WHAT IS ASKED ::
Review the lines that follow and copy each one that contains the word "type".

RECORD EXTRACTS ::

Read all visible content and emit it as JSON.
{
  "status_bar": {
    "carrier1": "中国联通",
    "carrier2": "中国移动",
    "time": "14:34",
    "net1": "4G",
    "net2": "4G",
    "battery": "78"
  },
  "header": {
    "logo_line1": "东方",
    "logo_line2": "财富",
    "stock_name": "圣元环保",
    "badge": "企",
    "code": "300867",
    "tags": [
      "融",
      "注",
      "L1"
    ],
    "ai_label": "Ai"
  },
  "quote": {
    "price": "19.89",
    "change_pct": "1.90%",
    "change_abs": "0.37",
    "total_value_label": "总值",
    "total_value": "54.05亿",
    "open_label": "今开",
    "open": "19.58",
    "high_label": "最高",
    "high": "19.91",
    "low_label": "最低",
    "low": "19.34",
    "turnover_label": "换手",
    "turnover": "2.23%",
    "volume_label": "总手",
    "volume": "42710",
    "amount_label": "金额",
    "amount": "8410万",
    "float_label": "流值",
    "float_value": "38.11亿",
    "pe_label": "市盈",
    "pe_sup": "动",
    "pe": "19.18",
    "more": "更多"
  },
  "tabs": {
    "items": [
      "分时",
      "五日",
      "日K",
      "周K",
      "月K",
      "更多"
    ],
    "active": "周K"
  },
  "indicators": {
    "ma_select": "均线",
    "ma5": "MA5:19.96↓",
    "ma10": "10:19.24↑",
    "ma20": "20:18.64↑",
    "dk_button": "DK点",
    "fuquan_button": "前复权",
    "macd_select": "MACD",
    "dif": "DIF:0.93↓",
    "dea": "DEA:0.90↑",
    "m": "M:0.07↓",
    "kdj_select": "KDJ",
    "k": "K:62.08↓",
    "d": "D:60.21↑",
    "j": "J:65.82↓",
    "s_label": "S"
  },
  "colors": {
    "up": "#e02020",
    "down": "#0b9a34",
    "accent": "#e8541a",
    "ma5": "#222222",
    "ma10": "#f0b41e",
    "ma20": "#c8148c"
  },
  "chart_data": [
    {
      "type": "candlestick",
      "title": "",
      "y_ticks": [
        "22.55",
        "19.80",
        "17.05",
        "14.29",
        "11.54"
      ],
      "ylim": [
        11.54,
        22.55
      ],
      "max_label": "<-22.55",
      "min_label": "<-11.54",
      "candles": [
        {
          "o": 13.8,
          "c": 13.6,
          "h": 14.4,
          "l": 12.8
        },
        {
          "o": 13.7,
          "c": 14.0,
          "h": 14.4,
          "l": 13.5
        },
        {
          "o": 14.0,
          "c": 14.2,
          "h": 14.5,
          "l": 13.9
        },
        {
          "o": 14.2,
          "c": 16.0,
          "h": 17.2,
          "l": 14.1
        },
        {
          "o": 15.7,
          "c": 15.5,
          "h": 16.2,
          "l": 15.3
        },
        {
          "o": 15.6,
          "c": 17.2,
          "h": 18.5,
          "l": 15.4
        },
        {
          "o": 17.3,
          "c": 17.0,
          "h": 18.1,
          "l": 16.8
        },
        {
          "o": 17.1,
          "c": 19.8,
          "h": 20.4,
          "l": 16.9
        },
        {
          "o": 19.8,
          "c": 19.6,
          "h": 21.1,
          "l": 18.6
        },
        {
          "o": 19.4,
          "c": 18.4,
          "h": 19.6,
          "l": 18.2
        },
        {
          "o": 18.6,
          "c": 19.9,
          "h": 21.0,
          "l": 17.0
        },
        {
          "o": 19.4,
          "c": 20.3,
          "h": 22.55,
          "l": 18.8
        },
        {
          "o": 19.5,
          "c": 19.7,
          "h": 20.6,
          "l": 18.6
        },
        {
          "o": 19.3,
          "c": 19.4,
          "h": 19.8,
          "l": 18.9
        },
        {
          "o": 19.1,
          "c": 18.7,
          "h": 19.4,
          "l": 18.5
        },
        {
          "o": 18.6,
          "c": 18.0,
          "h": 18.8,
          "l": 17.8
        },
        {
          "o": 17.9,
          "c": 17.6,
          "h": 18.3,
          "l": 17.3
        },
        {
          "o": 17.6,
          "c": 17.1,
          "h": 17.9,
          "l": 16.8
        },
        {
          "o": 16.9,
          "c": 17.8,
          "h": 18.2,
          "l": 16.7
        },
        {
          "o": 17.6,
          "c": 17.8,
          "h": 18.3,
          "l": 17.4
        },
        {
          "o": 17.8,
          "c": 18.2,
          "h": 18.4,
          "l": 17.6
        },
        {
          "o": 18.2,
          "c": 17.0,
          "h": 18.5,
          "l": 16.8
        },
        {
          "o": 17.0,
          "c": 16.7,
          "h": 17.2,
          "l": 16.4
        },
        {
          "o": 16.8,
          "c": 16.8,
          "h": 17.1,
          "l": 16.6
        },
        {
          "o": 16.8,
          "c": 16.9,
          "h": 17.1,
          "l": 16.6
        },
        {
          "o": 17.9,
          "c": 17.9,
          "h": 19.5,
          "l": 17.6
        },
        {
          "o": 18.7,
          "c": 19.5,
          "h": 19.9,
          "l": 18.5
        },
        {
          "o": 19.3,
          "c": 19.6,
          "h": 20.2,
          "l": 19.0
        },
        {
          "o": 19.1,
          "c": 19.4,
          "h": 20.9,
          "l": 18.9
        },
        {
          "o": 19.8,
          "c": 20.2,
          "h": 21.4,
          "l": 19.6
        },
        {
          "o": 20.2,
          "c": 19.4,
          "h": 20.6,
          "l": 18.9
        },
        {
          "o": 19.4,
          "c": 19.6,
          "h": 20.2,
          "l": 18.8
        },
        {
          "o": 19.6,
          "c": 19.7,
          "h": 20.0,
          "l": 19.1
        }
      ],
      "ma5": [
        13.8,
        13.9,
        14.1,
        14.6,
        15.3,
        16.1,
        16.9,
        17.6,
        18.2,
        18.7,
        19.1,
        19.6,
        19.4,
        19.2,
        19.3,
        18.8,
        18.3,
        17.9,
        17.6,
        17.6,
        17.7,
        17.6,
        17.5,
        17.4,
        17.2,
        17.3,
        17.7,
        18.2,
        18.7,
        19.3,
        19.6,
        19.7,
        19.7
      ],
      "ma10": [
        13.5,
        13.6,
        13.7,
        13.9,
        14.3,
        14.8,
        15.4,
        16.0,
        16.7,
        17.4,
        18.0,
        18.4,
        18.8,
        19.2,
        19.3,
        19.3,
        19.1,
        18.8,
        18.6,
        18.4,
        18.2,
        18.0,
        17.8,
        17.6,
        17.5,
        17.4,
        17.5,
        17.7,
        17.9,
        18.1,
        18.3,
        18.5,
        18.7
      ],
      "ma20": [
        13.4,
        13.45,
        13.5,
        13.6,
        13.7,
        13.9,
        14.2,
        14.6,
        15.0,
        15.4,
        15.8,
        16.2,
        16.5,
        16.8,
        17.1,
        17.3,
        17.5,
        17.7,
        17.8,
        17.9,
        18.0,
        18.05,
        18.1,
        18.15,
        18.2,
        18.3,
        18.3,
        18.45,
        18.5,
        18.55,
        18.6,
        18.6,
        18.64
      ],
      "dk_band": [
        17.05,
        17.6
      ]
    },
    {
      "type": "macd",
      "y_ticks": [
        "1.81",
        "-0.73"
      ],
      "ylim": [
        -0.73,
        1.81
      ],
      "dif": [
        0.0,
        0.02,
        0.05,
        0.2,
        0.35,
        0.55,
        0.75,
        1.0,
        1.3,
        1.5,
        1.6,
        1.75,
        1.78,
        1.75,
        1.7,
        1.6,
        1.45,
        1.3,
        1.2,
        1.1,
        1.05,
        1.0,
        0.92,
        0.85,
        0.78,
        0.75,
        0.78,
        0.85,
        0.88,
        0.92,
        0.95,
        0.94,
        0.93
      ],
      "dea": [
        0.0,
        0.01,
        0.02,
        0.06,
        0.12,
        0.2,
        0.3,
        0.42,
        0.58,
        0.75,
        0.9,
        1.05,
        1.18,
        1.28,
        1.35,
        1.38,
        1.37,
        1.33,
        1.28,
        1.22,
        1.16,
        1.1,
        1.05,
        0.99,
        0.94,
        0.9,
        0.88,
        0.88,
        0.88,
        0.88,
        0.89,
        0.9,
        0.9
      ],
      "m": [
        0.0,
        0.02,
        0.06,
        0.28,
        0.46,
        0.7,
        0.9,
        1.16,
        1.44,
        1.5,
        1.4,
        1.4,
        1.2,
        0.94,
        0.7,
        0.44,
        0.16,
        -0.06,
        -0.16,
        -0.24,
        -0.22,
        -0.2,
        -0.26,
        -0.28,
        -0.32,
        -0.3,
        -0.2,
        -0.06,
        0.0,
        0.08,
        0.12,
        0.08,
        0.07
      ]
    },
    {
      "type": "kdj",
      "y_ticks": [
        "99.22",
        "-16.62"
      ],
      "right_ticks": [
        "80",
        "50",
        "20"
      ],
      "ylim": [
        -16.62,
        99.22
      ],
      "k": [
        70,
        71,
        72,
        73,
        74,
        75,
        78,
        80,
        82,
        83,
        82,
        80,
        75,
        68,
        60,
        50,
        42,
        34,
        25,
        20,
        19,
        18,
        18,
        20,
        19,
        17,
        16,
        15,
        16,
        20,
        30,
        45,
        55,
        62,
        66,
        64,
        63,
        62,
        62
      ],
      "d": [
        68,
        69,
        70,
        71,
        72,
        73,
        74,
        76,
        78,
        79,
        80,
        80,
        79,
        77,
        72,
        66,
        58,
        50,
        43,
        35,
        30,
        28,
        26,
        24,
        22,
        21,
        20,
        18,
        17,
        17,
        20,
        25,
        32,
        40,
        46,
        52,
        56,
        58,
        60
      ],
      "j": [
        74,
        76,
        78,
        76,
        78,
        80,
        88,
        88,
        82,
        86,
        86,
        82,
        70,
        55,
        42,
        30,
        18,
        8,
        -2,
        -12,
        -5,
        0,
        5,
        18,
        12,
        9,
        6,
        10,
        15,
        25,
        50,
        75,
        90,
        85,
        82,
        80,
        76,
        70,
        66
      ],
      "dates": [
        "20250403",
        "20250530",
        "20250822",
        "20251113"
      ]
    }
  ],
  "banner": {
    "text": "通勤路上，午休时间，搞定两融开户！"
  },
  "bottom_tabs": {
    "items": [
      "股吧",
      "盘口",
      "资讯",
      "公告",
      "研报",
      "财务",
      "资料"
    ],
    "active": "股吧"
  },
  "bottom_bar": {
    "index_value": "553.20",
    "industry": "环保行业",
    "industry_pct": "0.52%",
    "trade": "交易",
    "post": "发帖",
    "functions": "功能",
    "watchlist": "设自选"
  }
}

RESULT OF THIS EXERCISE ::
      "type": "candlestick",
      "type": "macd",
      "type": "kdj",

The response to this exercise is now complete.